━━━━━ Information given

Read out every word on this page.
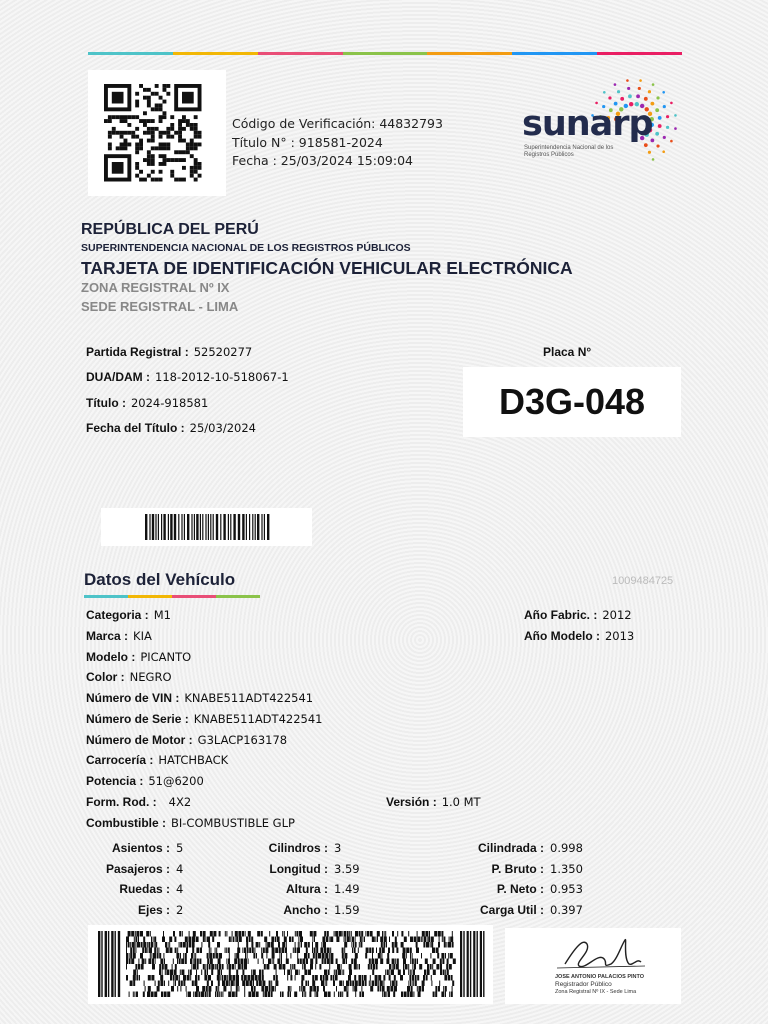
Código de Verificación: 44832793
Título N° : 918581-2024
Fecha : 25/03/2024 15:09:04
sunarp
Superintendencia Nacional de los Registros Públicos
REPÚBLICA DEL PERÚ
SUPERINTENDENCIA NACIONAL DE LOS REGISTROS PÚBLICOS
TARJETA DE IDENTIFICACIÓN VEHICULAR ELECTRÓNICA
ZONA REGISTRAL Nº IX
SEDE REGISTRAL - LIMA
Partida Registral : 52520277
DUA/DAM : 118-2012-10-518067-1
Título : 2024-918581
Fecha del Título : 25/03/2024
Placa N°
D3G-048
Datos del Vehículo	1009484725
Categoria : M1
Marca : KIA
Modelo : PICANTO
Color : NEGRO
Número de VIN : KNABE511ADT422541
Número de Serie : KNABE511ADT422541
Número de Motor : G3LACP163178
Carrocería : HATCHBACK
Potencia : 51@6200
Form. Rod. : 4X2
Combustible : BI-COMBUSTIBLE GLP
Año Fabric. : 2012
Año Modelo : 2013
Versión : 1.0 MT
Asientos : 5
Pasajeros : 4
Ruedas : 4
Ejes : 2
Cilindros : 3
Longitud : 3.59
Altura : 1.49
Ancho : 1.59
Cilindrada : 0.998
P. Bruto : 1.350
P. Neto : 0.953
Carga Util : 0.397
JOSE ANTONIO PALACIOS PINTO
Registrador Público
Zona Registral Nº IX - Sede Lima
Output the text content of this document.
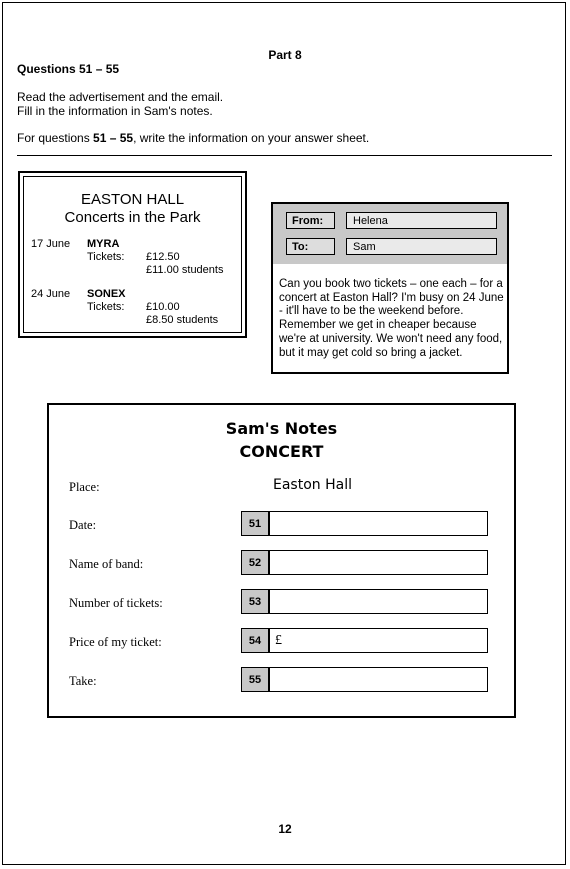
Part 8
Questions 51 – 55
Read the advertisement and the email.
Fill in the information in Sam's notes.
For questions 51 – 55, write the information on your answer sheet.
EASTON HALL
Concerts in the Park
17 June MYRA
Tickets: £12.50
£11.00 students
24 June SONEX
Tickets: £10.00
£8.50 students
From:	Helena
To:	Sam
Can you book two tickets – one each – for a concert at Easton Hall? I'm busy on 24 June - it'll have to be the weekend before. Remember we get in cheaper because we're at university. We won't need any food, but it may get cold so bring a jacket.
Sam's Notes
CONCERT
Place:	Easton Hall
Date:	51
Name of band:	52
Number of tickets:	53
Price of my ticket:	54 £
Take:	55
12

━━━━━━━━━━

◆ Work to complete: Repeat the material above in full and unchanged, minus its images.

◆ Completed exercise:
Read out every word on this page.
Código de Verificación: 44832793
Título N° : 918581-2024
Fecha : 25/03/2024 15:09:04
sunarp
Superintendencia Nacional de los Registros Públicos
REPÚBLICA DEL PERÚ
SUPERINTENDENCIA NACIONAL DE LOS REGISTROS PÚBLICOS
TARJETA DE IDENTIFICACIÓN VEHICULAR ELECTRÓNICA
ZONA REGISTRAL Nº IX
SEDE REGISTRAL - LIMA
Partida Registral : 52520277
DUA/DAM : 118-2012-10-518067-1
Título : 2024-918581
Fecha del Título : 25/03/2024
Placa N°
D3G-048
Datos del Vehículo	1009484725
Categoria : M1
Marca : KIA
Modelo : PICANTO
Color : NEGRO
Número de VIN : KNABE511ADT422541
Número de Serie : KNABE511ADT422541
Número de Motor : G3LACP163178
Carrocería : HATCHBACK
Potencia : 51@6200
Form. Rod. : 4X2
Combustible : BI-COMBUSTIBLE GLP
Año Fabric. : 2012
Año Modelo : 2013
Versión : 1.0 MT
Asientos : 5
Pasajeros : 4
Ruedas : 4
Ejes : 2
Cilindros : 3
Longitud : 3.59
Altura : 1.49
Ancho : 1.59
Cilindrada : 0.998
P. Bruto : 1.350
P. Neto : 0.953
Carga Util : 0.397
JOSE ANTONIO PALACIOS PINTO
Registrador Público
Zona Registral Nº IX - Sede Lima
Output the text content of this document.
Part 8
Questions 51 – 55
Read the advertisement and the email.
Fill in the information in Sam's notes.
For questions 51 – 55, write the information on your answer sheet.
EASTON HALL
Concerts in the Park
17 June MYRA
Tickets: £12.50
£11.00 students
24 June SONEX
Tickets: £10.00
£8.50 students
From:	Helena
To:	Sam
Can you book two tickets – one each – for a concert at Easton Hall? I'm busy on 24 June - it'll have to be the weekend before. Remember we get in cheaper because we're at university. We won't need any food, but it may get cold so bring a jacket.
Sam's Notes
CONCERT
Place:	Easton Hall
Date:	51
Name of band:	52
Number of tickets:	53
Price of my ticket:	54 £
Take:	55
12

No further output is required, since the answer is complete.